(Stored data)
******************************

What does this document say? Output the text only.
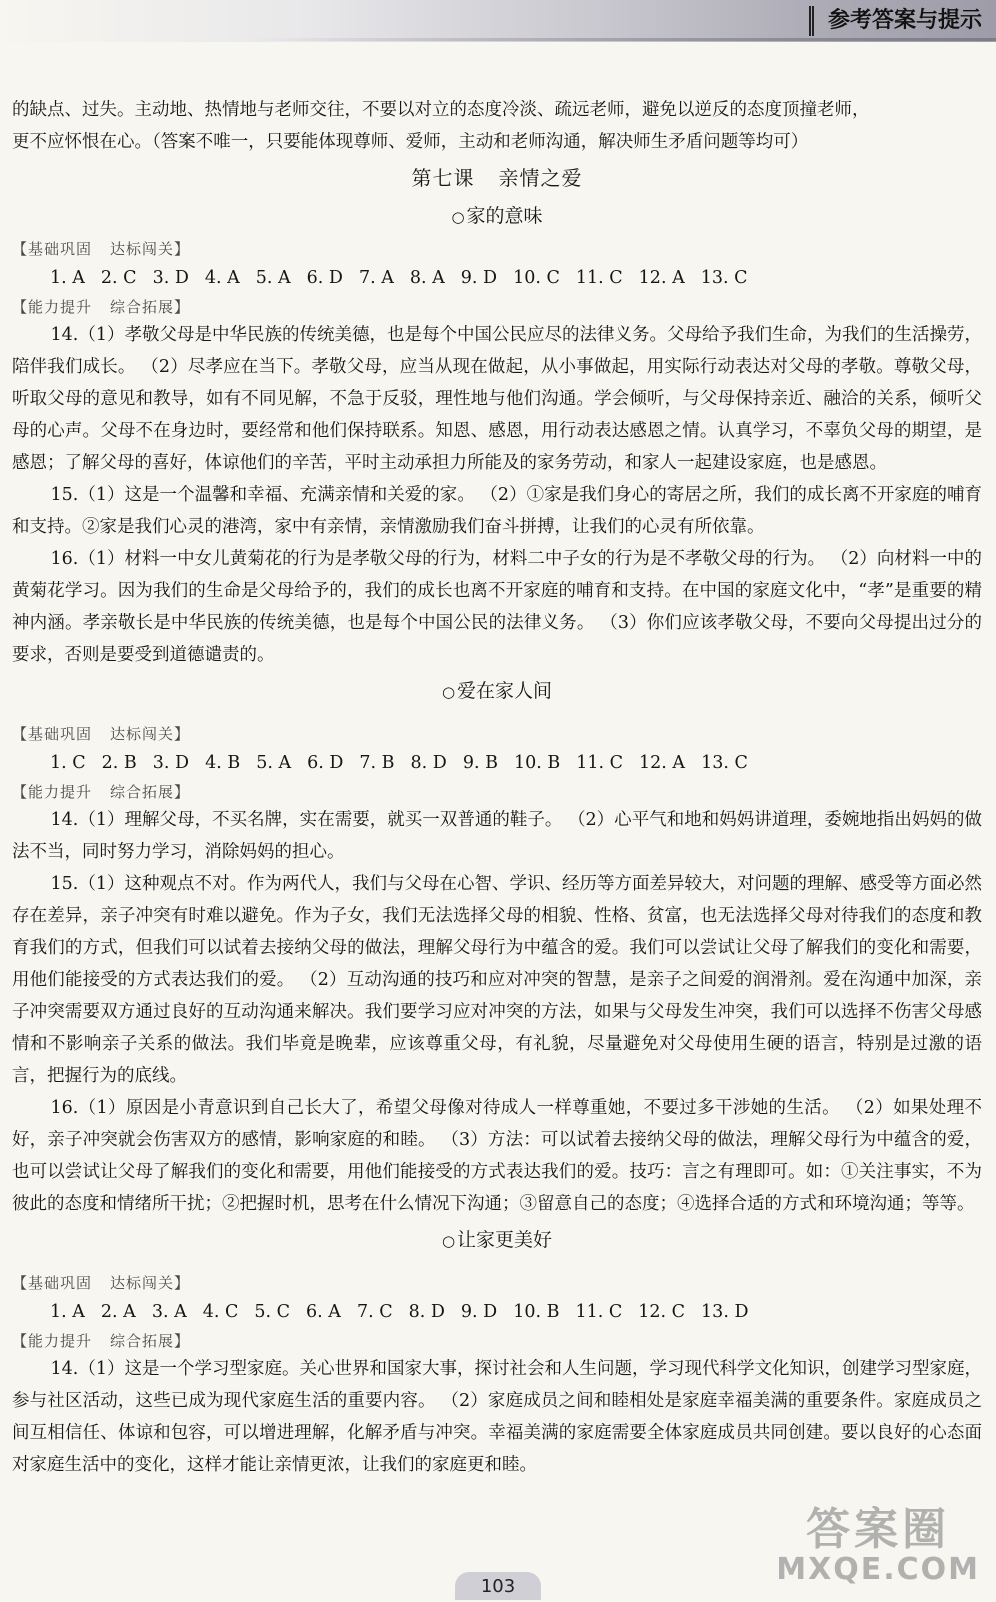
参考答案与提示

的缺点、过失。主动地、热情地与老师交往，不要以对立的态度冷淡、疏远老师，避免以逆反的态度顶撞老师，

更不应怀恨在心。（答案不唯一，只要能体现尊师、爱师，主动和老师沟通，解决师生矛盾问题等均可）

第七课 亲情之爱
○ 家的意味

【基础巩固 达标闯关】

1. A 2. C 3. D 4. A 5. A 6. D 7. A 8. A 9. D 10. C 11. C 12. A 13. C

【能力提升 综合拓展】

14.（1）孝敬父母是中华民族的传统美德，也是每个中国公民应尽的法律义务。父母给予我们生命，为我们的生活操劳，陪伴我们成长。 （2）尽孝应在当下。孝敬父母，应当从现在做起，从小事做起，用实际行动表达对父母的孝敬。尊敬父母，听取父母的意见和教导，如有不同见解，不急于反驳，理性地与他们沟通。学会倾听，与父母保持亲近、融洽的关系，倾听父母的心声。父母不在身边时，要经常和他们保持联系。知恩、感恩，用行动表达感恩之情。认真学习，不辜负父母的期望，是感恩；了解父母的喜好，体谅他们的辛苦，平时主动承担力所能及的家务劳动，和家人一起建设家庭，也是感恩。

15.（1）这是一个温馨和幸福、充满亲情和关爱的家。 （2）①家是我们身心的寄居之所，我们的成长离不开家庭的哺育和支持。②家是我们心灵的港湾，家中有亲情，亲情激励我们奋斗拼搏，让我们的心灵有所依靠。

16.（1）材料一中女儿黄菊花的行为是孝敬父母的行为，材料二中子女的行为是不孝敬父母的行为。 （2）向材料一中的黄菊花学习。因为我们的生命是父母给予的，我们的成长也离不开家庭的哺育和支持。在中国的家庭文化中，“孝”是重要的精神内涵。孝亲敬长是中华民族的传统美德，也是每个中国公民的法律义务。 （3）你们应该孝敬父母，不要向父母提出过分的要求，否则是要受到道德谴责的。

○ 爱在家人间

【基础巩固 达标闯关】

1. C 2. B 3. D 4. B 5. A 6. D 7. B 8. D 9. B 10. B 11. C 12. A 13. C

【能力提升 综合拓展】

14.（1）理解父母，不买名牌，实在需要，就买一双普通的鞋子。 （2）心平气和地和妈妈讲道理，委婉地指出妈妈的做法不当，同时努力学习，消除妈妈的担心。

15.（1）这种观点不对。作为两代人，我们与父母在心智、学识、经历等方面差异较大，对问题的理解、感受等方面必然存在差异，亲子冲突有时难以避免。作为子女，我们无法选择父母的相貌、性格、贫富，也无法选择父母对待我们的态度和教育我们的方式，但我们可以试着去接纳父母的做法，理解父母行为中蕴含的爱。我们可以尝试让父母了解我们的变化和需要，用他们能接受的方式表达我们的爱。 （2）互动沟通的技巧和应对冲突的智慧，是亲子之间爱的润滑剂。爱在沟通中加深，亲子冲突需要双方通过良好的互动沟通来解决。我们要学习应对冲突的方法，如果与父母发生冲突，我们可以选择不伤害父母感情和不影响亲子关系的做法。我们毕竟是晚辈，应该尊重父母，有礼貌，尽量避免对父母使用生硬的语言，特别是过激的语言，把握行为的底线。

16.（1）原因是小青意识到自己长大了，希望父母像对待成人一样尊重她，不要过多干涉她的生活。 （2）如果处理不好，亲子冲突就会伤害双方的感情，影响家庭的和睦。 （3）方法：可以试着去接纳父母的做法，理解父母行为中蕴含的爱，也可以尝试让父母了解我们的变化和需要，用他们能接受的方式表达我们的爱。技巧：言之有理即可。如：①关注事实，不为彼此的态度和情绪所干扰；②把握时机，思考在什么情况下沟通；③留意自己的态度；④选择合适的方式和环境沟通；等等。

○ 让家更美好

【基础巩固 达标闯关】

1. A 2. A 3. A 4. C 5. C 6. A 7. C 8. D 9. D 10. B 11. C 12. C 13. D

【能力提升 综合拓展】

14.（1）这是一个学习型家庭。关心世界和国家大事，探讨社会和人生问题，学习现代科学文化知识，创建学习型家庭，参与社区活动，这些已成为现代家庭生活的重要内容。 （2）家庭成员之间和睦相处是家庭幸福美满的重要条件。家庭成员之间互相信任、体谅和包容，可以增进理解，化解矛盾与冲突。幸福美满的家庭需要全体家庭成员共同创建。要以良好的心态面对家庭生活中的变化，这样才能让亲情更浓，让我们的家庭更和睦。

答案圈
MXQE.COM
103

******************************

:: WORK INSTRUCTIONS ::
All lines that include "理解父母行为中蕴含的爱" are to be gathered and copied.

:: ANSWER BELOW ::
15.（1）这种观点不对。作为两代人，我们与父母在心智、学识、经历等方面差异较大，对问题的理解、感受等方面必然存在差异，亲子冲突有时难以避免。作为子女，我们无法选择父母的相貌、性格、贫富，也无法选择父母对待我们的态度和教育我们的方式，但我们可以试着去接纳父母的做法，理解父母行为中蕴含的爱。我们可以尝试让父母了解我们的变化和需要，用他们能接受的方式表达我们的爱。 （2）互动沟通的技巧和应对冲突的智慧，是亲子之间爱的润滑剂。爱在沟通中加深，亲子冲突需要双方通过良好的互动沟通来解决。我们要学习应对冲突的方法，如果与父母发生冲突，我们可以选择不伤害父母感情和不影响亲子关系的做法。我们毕竟是晚辈，应该尊重父母，有礼貌，尽量避免对父母使用生硬的语言，特别是过激的语言，把握行为的底线。
16.（1）原因是小青意识到自己长大了，希望父母像对待成人一样尊重她，不要过多干涉她的生活。 （2）如果处理不好，亲子冲突就会伤害双方的感情，影响家庭的和睦。 （3）方法：可以试着去接纳父母的做法，理解父母行为中蕴含的爱，也可以尝试让父母了解我们的变化和需要，用他们能接受的方式表达我们的爱。技巧：言之有理即可。如：①关注事实，不为彼此的态度和情绪所干扰；②把握时机，思考在什么情况下沟通；③留意自己的态度；④选择合适的方式和环境沟通；等等。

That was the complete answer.